### Seitenauszug
Zum Glück sind es 100 Plakate
Stadtpräsidentin Maria Pappa, Plakatkünstler Erich Brechbühl und die 100 besten Plakate aus Deutschland, Österreich und der Schweiz – die Vernissage in den Räumlichkeiten der Schule für Gestaltung St.Gallen und des GBS St.Gallen geizte nicht mit Höhepunkten. Die Ausstellung läuft noch bis 23. September. Auch an der St.Galler Museumsnacht vom 9. September wird Initiator Philip Kerschbaum Hintergrundinformationen zu den einzelnen Plakaten geben. Seine Rundgänge starten jeweils im Foyer an der Demutstrasse 115.

### Datensätze
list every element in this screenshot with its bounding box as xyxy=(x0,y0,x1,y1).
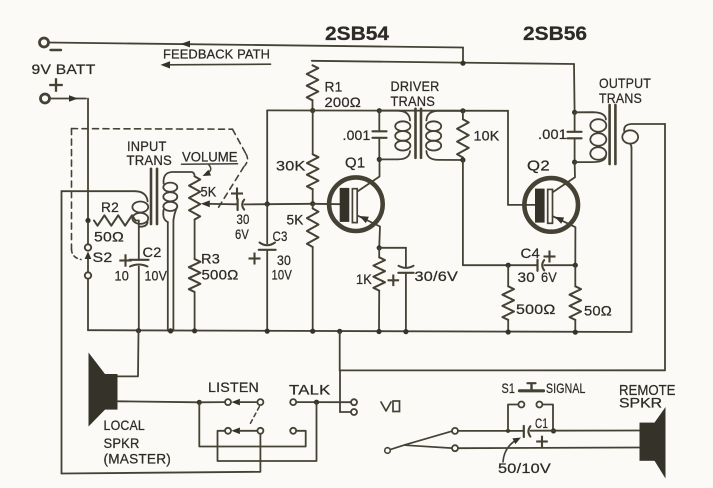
==
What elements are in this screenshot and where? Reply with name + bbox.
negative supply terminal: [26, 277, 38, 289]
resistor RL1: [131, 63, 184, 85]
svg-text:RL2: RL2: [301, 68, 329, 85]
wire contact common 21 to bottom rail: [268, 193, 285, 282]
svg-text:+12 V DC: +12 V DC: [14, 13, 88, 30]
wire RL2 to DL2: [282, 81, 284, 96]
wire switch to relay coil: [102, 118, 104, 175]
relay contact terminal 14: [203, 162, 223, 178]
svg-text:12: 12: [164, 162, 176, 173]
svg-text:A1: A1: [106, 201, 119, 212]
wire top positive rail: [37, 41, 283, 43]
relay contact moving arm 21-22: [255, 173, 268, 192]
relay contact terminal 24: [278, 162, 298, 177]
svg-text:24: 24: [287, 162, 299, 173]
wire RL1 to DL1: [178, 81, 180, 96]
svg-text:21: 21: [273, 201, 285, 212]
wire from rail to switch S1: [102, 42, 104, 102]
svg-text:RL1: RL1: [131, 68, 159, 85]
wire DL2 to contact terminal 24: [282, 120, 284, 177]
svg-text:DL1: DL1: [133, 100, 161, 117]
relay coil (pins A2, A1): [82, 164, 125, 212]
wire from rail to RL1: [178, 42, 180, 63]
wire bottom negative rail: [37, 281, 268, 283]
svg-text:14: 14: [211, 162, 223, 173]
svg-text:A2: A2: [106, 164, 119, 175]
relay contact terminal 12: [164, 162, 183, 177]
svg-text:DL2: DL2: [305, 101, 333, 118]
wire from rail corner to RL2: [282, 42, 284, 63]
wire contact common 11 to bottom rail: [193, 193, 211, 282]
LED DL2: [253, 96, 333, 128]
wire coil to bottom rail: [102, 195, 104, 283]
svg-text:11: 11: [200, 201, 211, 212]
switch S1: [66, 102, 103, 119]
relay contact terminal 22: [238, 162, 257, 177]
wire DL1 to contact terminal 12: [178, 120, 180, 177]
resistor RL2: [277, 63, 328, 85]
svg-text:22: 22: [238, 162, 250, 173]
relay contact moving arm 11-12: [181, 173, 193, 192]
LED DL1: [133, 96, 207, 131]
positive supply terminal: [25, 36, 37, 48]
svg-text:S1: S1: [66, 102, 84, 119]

### Aufgabe A
Bis zu welchem Datum läuft die Plakatausstellung laut dem Seitenauszug?
### Aufgabe B
Führe den Seitenauszug über die Ausstellung der 100 besten Plakate im Anschluss an seinen letzten Satz weiter.
Die Datensätze stammen aus einer anderen Quelle als der Seitenauszug.

### Antwort A
Bis zum 23. September.

### Antwort B
Im Interview mit Radio SRF erzählt Philip Kerschbaum, welche Kriterien die internationale Jury anwendet, um die besten 100 Plakate aus dem DACH-Raum zu bestimmen:
Zum Glück sind es 100 Plakate. Diesen Gedanken äusserte Maria Pappa während ihrer Rede an der Vernissage. St.Gallens Stadtpräsidentin erklärt: «Auch wenn die Plakate nach objektiven Kriterien ausgewählt wurden, fliesst die subjektive Einschätzung in die Beurteilung. Bei 100 Plakaten können Sie sich selbst aussuchen, was Ihnen gefällt. Geniessen Sie die Ausstellung.» Für die Kulturszene in St.Gallen sei es wichtig, dass eine solch renommierte Ausstellung nach St.Gallen komme, sagt Maria Pappa. Es stärke die Ausstrahlung des kulturellen Schaffens.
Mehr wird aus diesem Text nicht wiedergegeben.